(Extracted records)
###
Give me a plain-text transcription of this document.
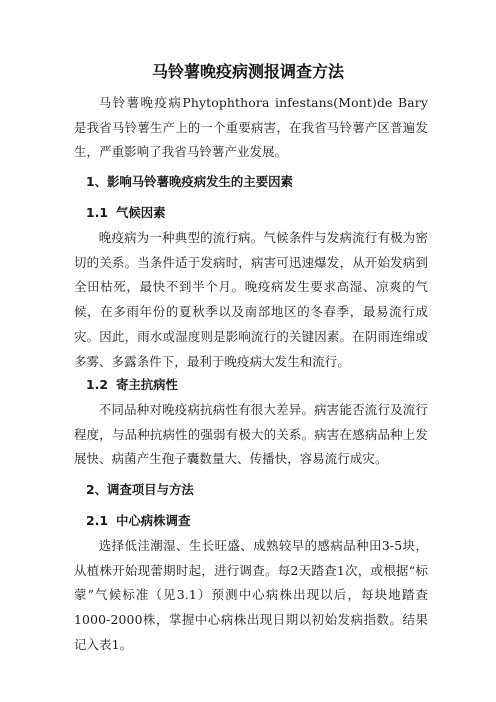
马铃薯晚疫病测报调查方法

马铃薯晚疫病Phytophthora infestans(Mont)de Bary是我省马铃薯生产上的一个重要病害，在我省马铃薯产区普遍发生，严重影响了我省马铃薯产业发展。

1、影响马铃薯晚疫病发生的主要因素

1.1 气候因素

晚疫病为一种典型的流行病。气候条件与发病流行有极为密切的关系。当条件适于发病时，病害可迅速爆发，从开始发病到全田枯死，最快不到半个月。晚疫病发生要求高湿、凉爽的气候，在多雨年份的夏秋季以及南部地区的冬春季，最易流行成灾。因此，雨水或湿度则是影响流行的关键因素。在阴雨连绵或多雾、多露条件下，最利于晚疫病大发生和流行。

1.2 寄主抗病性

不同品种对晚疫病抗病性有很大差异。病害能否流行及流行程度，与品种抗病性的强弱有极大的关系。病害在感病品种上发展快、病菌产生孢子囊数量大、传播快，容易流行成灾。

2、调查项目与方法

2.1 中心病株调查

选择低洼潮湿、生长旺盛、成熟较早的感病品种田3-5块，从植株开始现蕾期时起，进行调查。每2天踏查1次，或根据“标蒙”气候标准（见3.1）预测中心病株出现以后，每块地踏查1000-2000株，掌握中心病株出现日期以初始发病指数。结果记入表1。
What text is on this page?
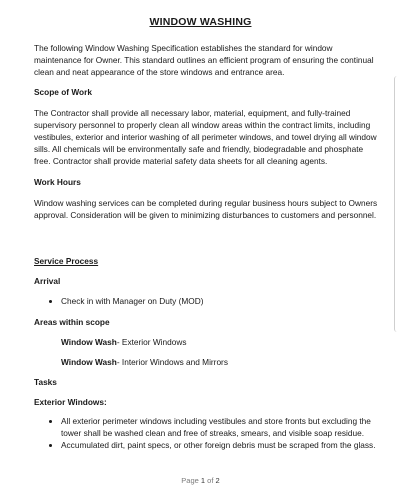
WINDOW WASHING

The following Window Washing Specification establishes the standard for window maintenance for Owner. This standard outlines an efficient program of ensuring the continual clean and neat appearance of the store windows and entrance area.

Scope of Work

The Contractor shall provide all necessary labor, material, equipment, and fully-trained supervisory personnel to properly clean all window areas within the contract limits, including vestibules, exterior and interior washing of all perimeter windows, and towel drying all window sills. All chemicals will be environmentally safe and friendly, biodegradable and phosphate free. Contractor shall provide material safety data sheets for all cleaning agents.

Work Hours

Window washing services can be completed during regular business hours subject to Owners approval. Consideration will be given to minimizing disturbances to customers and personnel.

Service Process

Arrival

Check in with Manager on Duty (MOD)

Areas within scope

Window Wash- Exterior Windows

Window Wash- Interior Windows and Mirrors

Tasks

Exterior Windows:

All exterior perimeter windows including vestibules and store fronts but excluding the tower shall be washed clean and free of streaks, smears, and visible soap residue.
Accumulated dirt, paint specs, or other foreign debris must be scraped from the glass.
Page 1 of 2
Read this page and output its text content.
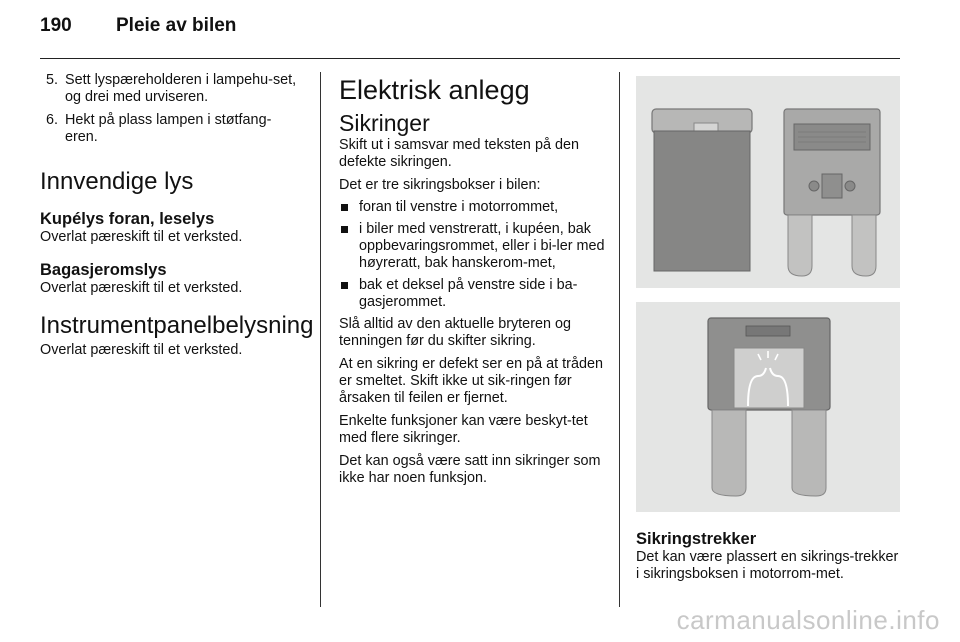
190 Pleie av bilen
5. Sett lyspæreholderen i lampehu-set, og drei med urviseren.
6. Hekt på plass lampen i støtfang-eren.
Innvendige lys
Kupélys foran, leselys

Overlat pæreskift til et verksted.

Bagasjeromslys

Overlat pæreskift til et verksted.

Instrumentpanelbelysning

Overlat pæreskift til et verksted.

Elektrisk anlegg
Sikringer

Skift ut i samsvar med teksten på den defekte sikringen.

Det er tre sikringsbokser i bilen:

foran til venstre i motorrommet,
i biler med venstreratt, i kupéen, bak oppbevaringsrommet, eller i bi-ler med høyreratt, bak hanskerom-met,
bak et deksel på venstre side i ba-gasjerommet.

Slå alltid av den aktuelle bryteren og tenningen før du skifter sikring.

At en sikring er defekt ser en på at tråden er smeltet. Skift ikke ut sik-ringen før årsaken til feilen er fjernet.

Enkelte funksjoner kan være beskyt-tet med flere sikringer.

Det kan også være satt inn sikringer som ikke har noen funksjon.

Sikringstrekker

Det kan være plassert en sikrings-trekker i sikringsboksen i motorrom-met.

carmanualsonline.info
###
- JOB: Without the pictures, restate all the entries above exactly.

- RESULT OF THE EXERCISE:
Give me a plain-text transcription of this document.
马铃薯晚疫病测报调查方法

马铃薯晚疫病Phytophthora infestans(Mont)de Bary是我省马铃薯生产上的一个重要病害，在我省马铃薯产区普遍发生，严重影响了我省马铃薯产业发展。

1、影响马铃薯晚疫病发生的主要因素

1.1 气候因素

晚疫病为一种典型的流行病。气候条件与发病流行有极为密切的关系。当条件适于发病时，病害可迅速爆发，从开始发病到全田枯死，最快不到半个月。晚疫病发生要求高湿、凉爽的气候，在多雨年份的夏秋季以及南部地区的冬春季，最易流行成灾。因此，雨水或湿度则是影响流行的关键因素。在阴雨连绵或多雾、多露条件下，最利于晚疫病大发生和流行。

1.2 寄主抗病性

不同品种对晚疫病抗病性有很大差异。病害能否流行及流行程度，与品种抗病性的强弱有极大的关系。病害在感病品种上发展快、病菌产生孢子囊数量大、传播快，容易流行成灾。

2、调查项目与方法

2.1 中心病株调查

选择低洼潮湿、生长旺盛、成熟较早的感病品种田3-5块，从植株开始现蕾期时起，进行调查。每2天踏查1次，或根据“标蒙”气候标准（见3.1）预测中心病株出现以后，每块地踏查1000-2000株，掌握中心病株出现日期以初始发病指数。结果记入表1。
What text is on this page?
WINDOW WASHING

The following Window Washing Specification establishes the standard for window maintenance for Owner. This standard outlines an efficient program of ensuring the continual clean and neat appearance of the store windows and entrance area.

Scope of Work

The Contractor shall provide all necessary labor, material, equipment, and fully-trained supervisory personnel to properly clean all window areas within the contract limits, including vestibules, exterior and interior washing of all perimeter windows, and towel drying all window sills. All chemicals will be environmentally safe and friendly, biodegradable and phosphate free. Contractor shall provide material safety data sheets for all cleaning agents.

Work Hours

Window washing services can be completed during regular business hours subject to Owners approval. Consideration will be given to minimizing disturbances to customers and personnel.

Service Process

Arrival

Check in with Manager on Duty (MOD)

Areas within scope

Window Wash- Exterior Windows

Window Wash- Interior Windows and Mirrors

Tasks

Exterior Windows:

All exterior perimeter windows including vestibules and store fronts but excluding the tower shall be washed clean and free of streaks, smears, and visible soap residue.
Accumulated dirt, paint specs, or other foreign debris must be scraped from the glass.
Page 1 of 2
Read this page and output its text content.
190 Pleie av bilen
5. Sett lyspæreholderen i lampehu-set, og drei med urviseren.
6. Hekt på plass lampen i støtfang-eren.
Innvendige lys
Kupélys foran, leselys

Overlat pæreskift til et verksted.

Bagasjeromslys

Overlat pæreskift til et verksted.

Instrumentpanelbelysning

Overlat pæreskift til et verksted.

Elektrisk anlegg
Sikringer

Skift ut i samsvar med teksten på den defekte sikringen.

Det er tre sikringsbokser i bilen:

foran til venstre i motorrommet,
i biler med venstreratt, i kupéen, bak oppbevaringsrommet, eller i bi-ler med høyreratt, bak hanskerom-met,
bak et deksel på venstre side i ba-gasjerommet.

Slå alltid av den aktuelle bryteren og tenningen før du skifter sikring.

At en sikring er defekt ser en på at tråden er smeltet. Skift ikke ut sik-ringen før årsaken til feilen er fjernet.

Enkelte funksjoner kan være beskyt-tet med flere sikringer.

Det kan også være satt inn sikringer som ikke har noen funksjon.

Sikringstrekker

Det kan være plassert en sikrings-trekker i sikringsboksen i motorrom-met.

carmanualsonline.info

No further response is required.